→ **TO DO**: Starting at the line that contains "Read all visible content and emit it as JSON.", quote every line through the end of the entries, word for word, skipping the pictures.

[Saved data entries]
※ ※ ※
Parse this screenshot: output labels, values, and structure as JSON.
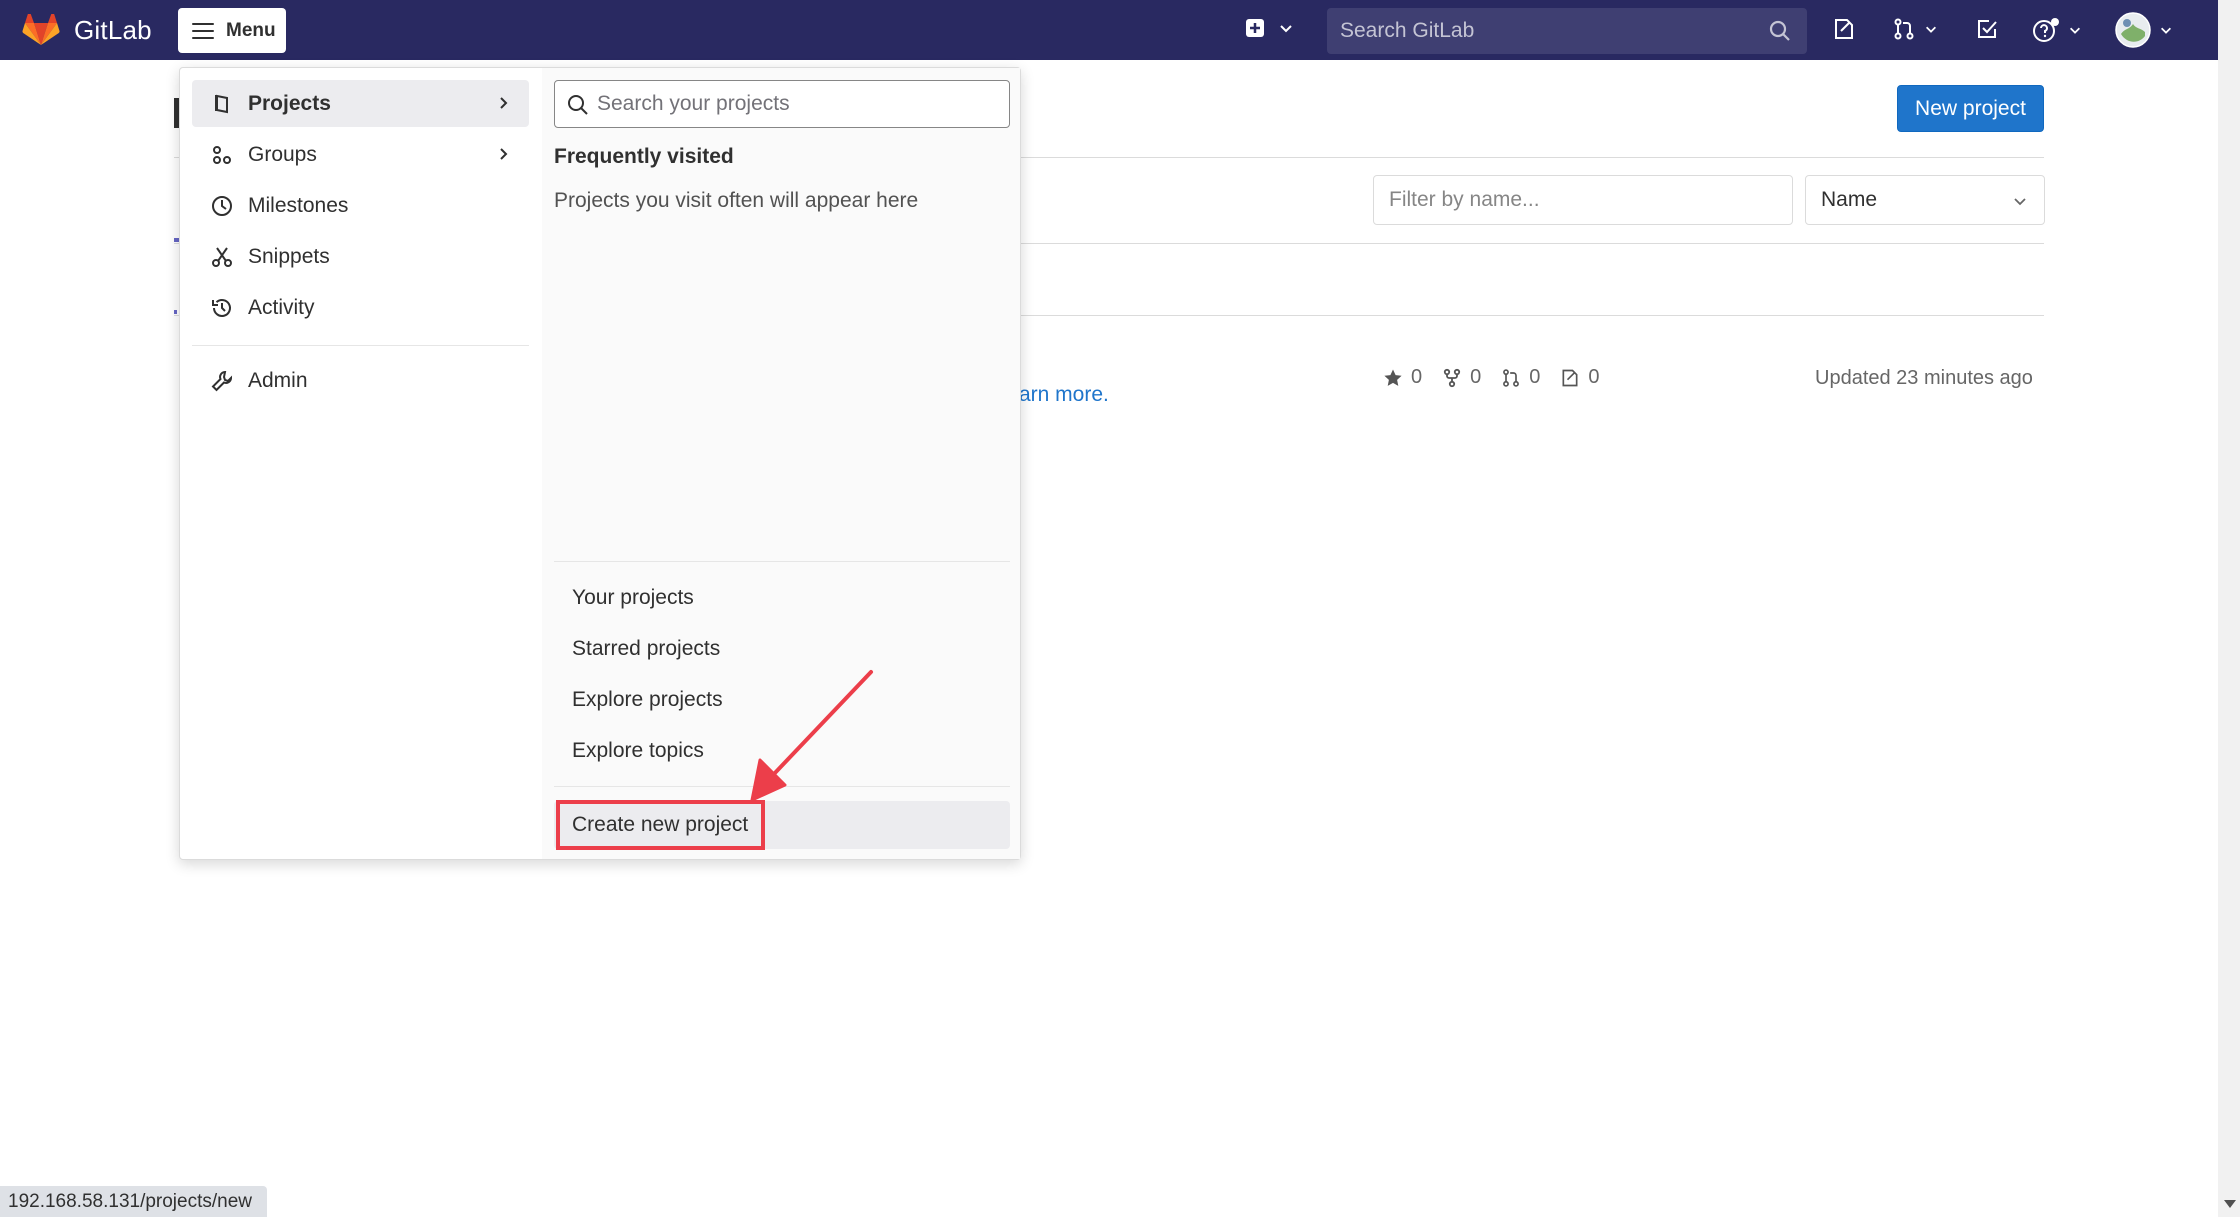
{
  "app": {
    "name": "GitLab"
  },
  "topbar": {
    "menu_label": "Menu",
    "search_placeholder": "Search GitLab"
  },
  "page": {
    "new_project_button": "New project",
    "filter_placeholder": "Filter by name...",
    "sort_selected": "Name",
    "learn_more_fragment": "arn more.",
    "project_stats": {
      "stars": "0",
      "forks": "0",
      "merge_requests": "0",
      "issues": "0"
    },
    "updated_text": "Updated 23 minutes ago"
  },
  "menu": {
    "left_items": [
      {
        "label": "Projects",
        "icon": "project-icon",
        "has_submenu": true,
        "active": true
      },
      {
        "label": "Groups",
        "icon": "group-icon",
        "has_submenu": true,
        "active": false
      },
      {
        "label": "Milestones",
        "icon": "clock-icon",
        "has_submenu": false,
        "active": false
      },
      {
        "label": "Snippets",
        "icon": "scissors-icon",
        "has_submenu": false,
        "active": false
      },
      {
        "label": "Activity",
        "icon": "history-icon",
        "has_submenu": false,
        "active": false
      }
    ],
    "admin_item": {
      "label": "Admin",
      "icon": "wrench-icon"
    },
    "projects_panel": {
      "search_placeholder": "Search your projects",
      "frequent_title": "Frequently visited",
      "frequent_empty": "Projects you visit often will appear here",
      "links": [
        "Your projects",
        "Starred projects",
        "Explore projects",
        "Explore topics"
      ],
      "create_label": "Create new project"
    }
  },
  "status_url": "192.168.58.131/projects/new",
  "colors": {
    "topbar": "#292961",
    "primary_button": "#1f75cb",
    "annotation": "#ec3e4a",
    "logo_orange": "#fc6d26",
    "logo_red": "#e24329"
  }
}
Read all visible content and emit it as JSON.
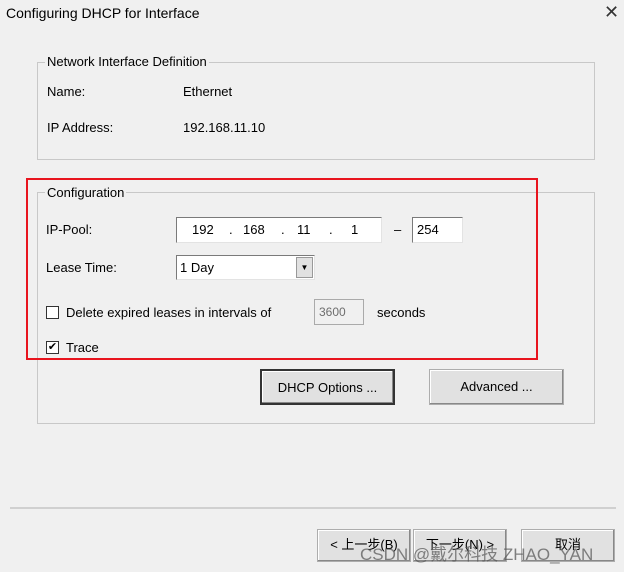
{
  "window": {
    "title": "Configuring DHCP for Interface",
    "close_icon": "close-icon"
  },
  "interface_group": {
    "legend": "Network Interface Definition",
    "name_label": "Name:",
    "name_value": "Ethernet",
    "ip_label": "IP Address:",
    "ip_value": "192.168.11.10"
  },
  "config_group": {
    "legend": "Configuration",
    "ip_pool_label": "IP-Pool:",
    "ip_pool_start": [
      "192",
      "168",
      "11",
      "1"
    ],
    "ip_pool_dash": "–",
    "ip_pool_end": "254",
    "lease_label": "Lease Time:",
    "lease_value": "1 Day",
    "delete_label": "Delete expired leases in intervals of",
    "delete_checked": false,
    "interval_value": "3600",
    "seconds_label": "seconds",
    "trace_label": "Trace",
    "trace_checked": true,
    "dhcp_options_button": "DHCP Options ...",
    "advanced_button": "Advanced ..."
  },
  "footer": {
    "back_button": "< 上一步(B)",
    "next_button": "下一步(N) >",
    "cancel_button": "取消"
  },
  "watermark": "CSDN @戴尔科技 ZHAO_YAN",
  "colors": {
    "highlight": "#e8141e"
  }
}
※ ※ ※
→ **THE COMPLETED TASK**:
Read all visible content and emit it as JSON.
{
  "window": {
    "title": "Configuring DHCP for Interface",
    "close_icon": "close-icon"
  },
  "interface_group": {
    "legend": "Network Interface Definition",
    "name_label": "Name:",
    "name_value": "Ethernet",
    "ip_label": "IP Address:",
    "ip_value": "192.168.11.10"
  },
  "config_group": {
    "legend": "Configuration",
    "ip_pool_label": "IP-Pool:",
    "ip_pool_start": [
      "192",
      "168",
      "11",
      "1"
    ],
    "ip_pool_dash": "–",
    "ip_pool_end": "254",
    "lease_label": "Lease Time:",
    "lease_value": "1 Day",
    "delete_label": "Delete expired leases in intervals of",
    "delete_checked": false,
    "interval_value": "3600",
    "seconds_label": "seconds",
    "trace_label": "Trace",
    "trace_checked": true,
    "dhcp_options_button": "DHCP Options ...",
    "advanced_button": "Advanced ..."
  },
  "footer": {
    "back_button": "< 上一步(B)",
    "next_button": "下一步(N) >",
    "cancel_button": "取消"
  },
  "watermark": "CSDN @戴尔科技 ZHAO_YAN",
  "colors": {
    "highlight": "#e8141e"
  }
}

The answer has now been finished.